__What to produce__:
Copy every line of the following data that includes the string "Zheng".

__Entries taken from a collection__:
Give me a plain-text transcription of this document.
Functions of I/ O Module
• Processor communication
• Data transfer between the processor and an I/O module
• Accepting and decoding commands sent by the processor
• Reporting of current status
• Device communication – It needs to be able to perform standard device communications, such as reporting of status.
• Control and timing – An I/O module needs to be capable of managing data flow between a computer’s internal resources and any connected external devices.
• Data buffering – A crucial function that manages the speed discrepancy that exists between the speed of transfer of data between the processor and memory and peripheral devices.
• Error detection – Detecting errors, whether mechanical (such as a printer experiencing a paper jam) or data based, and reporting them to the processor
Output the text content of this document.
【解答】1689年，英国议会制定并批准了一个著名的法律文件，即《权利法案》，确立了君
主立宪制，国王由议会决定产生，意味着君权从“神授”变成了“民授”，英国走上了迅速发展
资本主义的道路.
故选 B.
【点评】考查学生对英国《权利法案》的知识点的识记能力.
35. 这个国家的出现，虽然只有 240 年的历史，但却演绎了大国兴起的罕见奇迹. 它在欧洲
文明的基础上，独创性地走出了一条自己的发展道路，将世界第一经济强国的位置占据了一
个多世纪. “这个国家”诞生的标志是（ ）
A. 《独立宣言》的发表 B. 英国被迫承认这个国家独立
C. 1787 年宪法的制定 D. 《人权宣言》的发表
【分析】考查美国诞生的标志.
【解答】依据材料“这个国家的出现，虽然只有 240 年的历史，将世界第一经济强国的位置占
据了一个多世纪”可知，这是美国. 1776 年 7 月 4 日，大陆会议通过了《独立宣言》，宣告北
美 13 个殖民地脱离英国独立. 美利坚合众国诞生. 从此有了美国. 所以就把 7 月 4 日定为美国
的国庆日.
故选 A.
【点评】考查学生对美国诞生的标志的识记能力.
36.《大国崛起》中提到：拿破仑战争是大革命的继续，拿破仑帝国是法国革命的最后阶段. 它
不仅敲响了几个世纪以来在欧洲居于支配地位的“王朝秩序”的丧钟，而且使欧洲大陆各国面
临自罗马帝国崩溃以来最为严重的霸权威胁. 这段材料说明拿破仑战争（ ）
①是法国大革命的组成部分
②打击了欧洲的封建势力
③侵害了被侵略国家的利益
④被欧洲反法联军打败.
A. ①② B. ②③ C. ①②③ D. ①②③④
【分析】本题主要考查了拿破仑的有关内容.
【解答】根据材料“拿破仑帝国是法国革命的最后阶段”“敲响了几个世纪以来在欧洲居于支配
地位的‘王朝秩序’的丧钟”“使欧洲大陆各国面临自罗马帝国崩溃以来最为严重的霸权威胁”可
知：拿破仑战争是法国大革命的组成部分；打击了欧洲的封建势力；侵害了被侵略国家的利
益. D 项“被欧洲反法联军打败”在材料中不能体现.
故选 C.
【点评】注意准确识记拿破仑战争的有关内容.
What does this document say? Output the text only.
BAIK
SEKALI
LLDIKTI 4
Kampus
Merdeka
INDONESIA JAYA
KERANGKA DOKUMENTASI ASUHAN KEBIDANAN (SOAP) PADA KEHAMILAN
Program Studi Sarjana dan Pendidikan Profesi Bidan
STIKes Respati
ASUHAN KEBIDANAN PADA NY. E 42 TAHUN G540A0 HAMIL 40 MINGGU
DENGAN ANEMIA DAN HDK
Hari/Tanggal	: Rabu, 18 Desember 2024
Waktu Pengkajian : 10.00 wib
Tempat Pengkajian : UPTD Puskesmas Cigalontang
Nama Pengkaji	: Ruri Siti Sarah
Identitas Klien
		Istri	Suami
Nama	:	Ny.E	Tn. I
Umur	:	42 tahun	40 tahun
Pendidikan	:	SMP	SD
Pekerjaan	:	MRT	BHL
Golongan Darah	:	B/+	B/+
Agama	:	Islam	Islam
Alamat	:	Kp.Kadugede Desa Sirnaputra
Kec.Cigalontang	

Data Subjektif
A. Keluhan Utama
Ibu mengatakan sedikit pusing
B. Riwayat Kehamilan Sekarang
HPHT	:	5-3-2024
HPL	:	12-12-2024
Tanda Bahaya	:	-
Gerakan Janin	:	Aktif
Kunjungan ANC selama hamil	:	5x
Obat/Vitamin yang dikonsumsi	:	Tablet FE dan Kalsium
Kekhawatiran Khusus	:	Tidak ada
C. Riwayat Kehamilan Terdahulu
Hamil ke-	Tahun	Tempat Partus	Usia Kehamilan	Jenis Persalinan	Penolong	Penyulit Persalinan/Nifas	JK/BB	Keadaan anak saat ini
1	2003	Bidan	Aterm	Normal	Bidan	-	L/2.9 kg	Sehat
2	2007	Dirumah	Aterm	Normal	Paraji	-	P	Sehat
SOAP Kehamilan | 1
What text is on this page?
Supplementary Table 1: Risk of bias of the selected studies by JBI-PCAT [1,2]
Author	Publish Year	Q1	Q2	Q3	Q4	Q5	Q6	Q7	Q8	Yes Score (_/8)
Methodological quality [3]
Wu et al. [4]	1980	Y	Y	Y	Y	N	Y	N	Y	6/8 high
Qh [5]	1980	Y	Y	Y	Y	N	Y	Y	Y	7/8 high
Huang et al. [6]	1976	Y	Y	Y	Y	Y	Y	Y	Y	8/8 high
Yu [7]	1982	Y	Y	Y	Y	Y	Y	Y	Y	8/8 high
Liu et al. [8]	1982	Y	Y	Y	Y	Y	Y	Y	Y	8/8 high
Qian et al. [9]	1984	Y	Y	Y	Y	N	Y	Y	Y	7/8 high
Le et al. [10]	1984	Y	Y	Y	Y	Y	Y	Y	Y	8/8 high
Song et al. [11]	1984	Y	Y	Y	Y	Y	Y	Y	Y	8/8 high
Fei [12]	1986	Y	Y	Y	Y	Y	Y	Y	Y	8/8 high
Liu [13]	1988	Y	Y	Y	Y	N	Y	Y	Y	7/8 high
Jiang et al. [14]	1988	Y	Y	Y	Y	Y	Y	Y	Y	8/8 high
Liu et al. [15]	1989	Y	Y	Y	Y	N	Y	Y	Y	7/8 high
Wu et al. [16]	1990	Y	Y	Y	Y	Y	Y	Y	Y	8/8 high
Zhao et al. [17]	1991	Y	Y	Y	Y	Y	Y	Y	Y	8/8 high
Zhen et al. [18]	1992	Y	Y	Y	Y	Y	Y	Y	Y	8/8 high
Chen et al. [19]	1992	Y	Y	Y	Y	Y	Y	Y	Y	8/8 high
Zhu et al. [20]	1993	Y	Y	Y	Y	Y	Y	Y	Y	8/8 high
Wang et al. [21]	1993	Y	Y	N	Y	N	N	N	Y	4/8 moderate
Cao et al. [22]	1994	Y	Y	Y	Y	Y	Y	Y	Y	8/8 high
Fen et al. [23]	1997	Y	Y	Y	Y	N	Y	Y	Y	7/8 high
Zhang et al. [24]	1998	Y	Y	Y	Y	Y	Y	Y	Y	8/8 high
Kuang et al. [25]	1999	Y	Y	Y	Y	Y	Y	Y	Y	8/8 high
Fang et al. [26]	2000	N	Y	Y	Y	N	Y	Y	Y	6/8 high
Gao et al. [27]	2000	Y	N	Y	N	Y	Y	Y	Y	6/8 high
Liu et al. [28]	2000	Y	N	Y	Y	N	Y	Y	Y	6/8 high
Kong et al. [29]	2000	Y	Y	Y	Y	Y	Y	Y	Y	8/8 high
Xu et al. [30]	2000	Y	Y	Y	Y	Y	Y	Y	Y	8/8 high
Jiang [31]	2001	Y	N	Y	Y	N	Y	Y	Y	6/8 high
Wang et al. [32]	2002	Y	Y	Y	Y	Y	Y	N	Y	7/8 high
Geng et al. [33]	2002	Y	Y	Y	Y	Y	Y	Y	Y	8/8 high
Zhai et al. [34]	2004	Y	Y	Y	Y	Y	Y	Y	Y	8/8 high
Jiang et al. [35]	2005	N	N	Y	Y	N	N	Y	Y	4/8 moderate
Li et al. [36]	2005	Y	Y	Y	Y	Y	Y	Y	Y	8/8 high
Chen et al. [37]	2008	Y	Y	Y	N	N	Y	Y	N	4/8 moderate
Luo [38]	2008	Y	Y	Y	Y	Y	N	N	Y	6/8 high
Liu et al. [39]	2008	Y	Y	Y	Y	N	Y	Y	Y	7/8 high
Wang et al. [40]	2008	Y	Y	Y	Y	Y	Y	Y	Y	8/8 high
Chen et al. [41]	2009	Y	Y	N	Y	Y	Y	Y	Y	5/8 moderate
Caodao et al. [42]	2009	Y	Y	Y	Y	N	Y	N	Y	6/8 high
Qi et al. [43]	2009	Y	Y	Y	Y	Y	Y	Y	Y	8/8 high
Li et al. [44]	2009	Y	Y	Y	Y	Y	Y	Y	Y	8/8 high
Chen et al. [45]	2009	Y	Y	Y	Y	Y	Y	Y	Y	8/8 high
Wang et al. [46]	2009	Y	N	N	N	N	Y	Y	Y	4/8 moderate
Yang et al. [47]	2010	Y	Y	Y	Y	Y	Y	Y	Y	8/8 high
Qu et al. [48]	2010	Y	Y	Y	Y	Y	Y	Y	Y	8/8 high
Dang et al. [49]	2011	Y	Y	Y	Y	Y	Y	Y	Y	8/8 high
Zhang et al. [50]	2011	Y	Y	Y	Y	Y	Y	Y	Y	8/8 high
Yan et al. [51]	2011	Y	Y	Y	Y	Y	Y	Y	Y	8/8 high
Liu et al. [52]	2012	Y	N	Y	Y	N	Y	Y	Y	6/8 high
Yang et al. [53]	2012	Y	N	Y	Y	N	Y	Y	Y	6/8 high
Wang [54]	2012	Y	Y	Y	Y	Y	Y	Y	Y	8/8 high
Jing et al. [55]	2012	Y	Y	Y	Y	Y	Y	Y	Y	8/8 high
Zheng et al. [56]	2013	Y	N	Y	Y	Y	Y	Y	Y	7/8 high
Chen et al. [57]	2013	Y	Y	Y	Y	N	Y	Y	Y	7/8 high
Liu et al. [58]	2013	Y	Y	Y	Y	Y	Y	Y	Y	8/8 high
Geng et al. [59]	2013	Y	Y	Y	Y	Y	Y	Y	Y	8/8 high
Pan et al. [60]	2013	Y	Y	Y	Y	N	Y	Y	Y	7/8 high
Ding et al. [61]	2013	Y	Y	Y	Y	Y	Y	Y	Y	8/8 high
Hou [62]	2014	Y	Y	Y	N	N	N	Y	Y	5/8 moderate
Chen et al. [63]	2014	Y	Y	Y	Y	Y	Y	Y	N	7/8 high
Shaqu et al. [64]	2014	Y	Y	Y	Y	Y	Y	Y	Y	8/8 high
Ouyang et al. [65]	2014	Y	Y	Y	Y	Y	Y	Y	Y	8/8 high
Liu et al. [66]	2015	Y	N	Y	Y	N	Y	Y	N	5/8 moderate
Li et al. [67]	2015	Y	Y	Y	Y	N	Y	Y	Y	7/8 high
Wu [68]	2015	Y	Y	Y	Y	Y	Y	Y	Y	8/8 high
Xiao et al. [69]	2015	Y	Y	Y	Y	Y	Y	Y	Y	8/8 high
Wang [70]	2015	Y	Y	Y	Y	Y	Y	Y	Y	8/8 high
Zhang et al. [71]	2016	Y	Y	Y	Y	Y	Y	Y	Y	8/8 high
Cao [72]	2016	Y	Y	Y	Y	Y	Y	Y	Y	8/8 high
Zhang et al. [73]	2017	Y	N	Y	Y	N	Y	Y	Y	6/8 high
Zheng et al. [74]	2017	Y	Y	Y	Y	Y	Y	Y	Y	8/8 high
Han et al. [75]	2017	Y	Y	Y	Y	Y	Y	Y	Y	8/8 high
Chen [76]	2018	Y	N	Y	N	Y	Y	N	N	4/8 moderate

__Complete output__:
Zheng et al. [56]	2013	Y	N	Y	Y	Y	Y	Y	Y	7/8 high
Zheng et al. [74]	2017	Y	Y	Y	Y	Y	Y	Y	Y	8/8 high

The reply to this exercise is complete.